───── DATA ENTRIES ─────

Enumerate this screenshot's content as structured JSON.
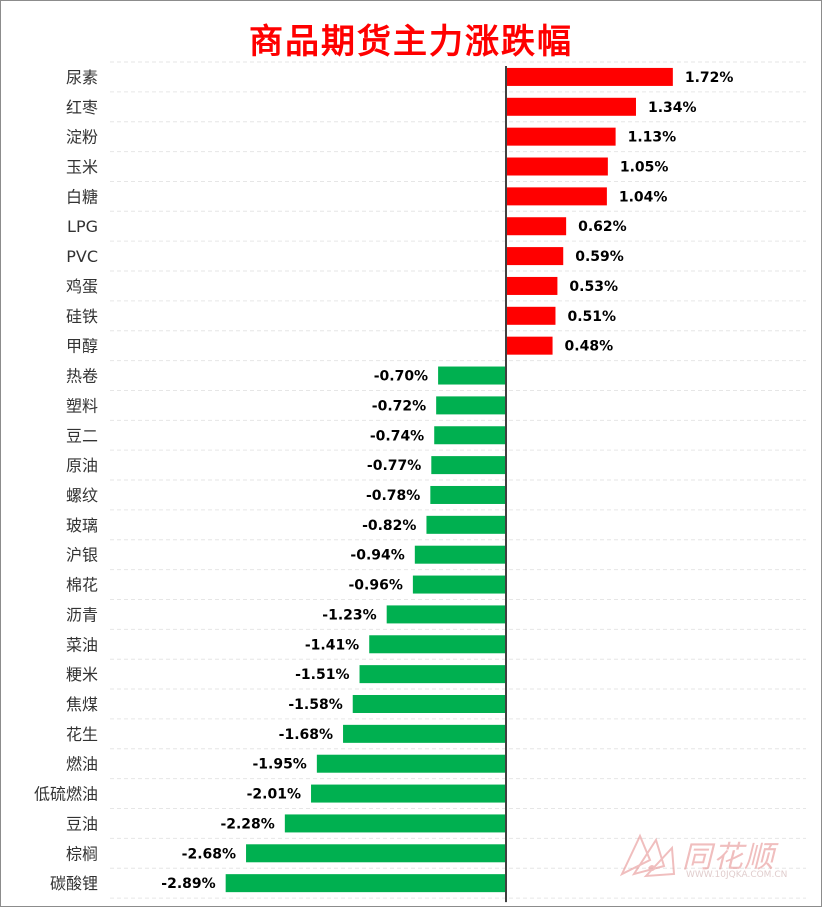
{
  "chart_data": {
    "type": "bar",
    "orientation": "horizontal",
    "title": "商品期货主力涨跌幅",
    "categories": [
      "尿素",
      "红枣",
      "淀粉",
      "玉米",
      "白糖",
      "LPG",
      "PVC",
      "鸡蛋",
      "硅铁",
      "甲醇",
      "热卷",
      "塑料",
      "豆二",
      "原油",
      "螺纹",
      "玻璃",
      "沪银",
      "棉花",
      "沥青",
      "菜油",
      "粳米",
      "焦煤",
      "花生",
      "燃油",
      "低硫燃油",
      "豆油",
      "棕榈",
      "碳酸锂"
    ],
    "values": [
      1.72,
      1.34,
      1.13,
      1.05,
      1.04,
      0.62,
      0.59,
      0.53,
      0.51,
      0.48,
      -0.7,
      -0.72,
      -0.74,
      -0.77,
      -0.78,
      -0.82,
      -0.94,
      -0.96,
      -1.23,
      -1.41,
      -1.51,
      -1.58,
      -1.68,
      -1.95,
      -2.01,
      -2.28,
      -2.68,
      -2.89
    ],
    "data_labels": [
      "1.72%",
      "1.34%",
      "1.13%",
      "1.05%",
      "1.04%",
      "0.62%",
      "0.59%",
      "0.53%",
      "0.51%",
      "0.48%",
      "-0.70%",
      "-0.72%",
      "-0.74%",
      "-0.77%",
      "-0.78%",
      "-0.82%",
      "-0.94%",
      "-0.96%",
      "-1.23%",
      "-1.41%",
      "-1.51%",
      "-1.58%",
      "-1.68%",
      "-1.95%",
      "-2.01%",
      "-2.28%",
      "-2.68%",
      "-2.89%"
    ],
    "xlim": [
      -3.0,
      2.2
    ],
    "colors": {
      "positive": "#ff0000",
      "negative": "#00b050",
      "axis": "#404040",
      "grid": "#e6e6e6",
      "title": "#ff0000"
    },
    "grid": true
  },
  "watermark": {
    "name": "同花顺",
    "site": "WWW.10JQKA.COM.CN"
  }
}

─────

● **EXERCISE GOAL**:
The data above should be repeated exactly, minus any pictures.

● **RESULT FOR THIS TASK**:
Enumerate this screenshot's content as structured JSON.
{
  "chart_data": {
    "type": "bar",
    "orientation": "horizontal",
    "title": "商品期货主力涨跌幅",
    "categories": [
      "尿素",
      "红枣",
      "淀粉",
      "玉米",
      "白糖",
      "LPG",
      "PVC",
      "鸡蛋",
      "硅铁",
      "甲醇",
      "热卷",
      "塑料",
      "豆二",
      "原油",
      "螺纹",
      "玻璃",
      "沪银",
      "棉花",
      "沥青",
      "菜油",
      "粳米",
      "焦煤",
      "花生",
      "燃油",
      "低硫燃油",
      "豆油",
      "棕榈",
      "碳酸锂"
    ],
    "values": [
      1.72,
      1.34,
      1.13,
      1.05,
      1.04,
      0.62,
      0.59,
      0.53,
      0.51,
      0.48,
      -0.7,
      -0.72,
      -0.74,
      -0.77,
      -0.78,
      -0.82,
      -0.94,
      -0.96,
      -1.23,
      -1.41,
      -1.51,
      -1.58,
      -1.68,
      -1.95,
      -2.01,
      -2.28,
      -2.68,
      -2.89
    ],
    "data_labels": [
      "1.72%",
      "1.34%",
      "1.13%",
      "1.05%",
      "1.04%",
      "0.62%",
      "0.59%",
      "0.53%",
      "0.51%",
      "0.48%",
      "-0.70%",
      "-0.72%",
      "-0.74%",
      "-0.77%",
      "-0.78%",
      "-0.82%",
      "-0.94%",
      "-0.96%",
      "-1.23%",
      "-1.41%",
      "-1.51%",
      "-1.58%",
      "-1.68%",
      "-1.95%",
      "-2.01%",
      "-2.28%",
      "-2.68%",
      "-2.89%"
    ],
    "xlim": [
      -3.0,
      2.2
    ],
    "colors": {
      "positive": "#ff0000",
      "negative": "#00b050",
      "axis": "#404040",
      "grid": "#e6e6e6",
      "title": "#ff0000"
    },
    "grid": true
  },
  "watermark": {
    "name": "同花顺",
    "site": "WWW.10JQKA.COM.CN"
  }
}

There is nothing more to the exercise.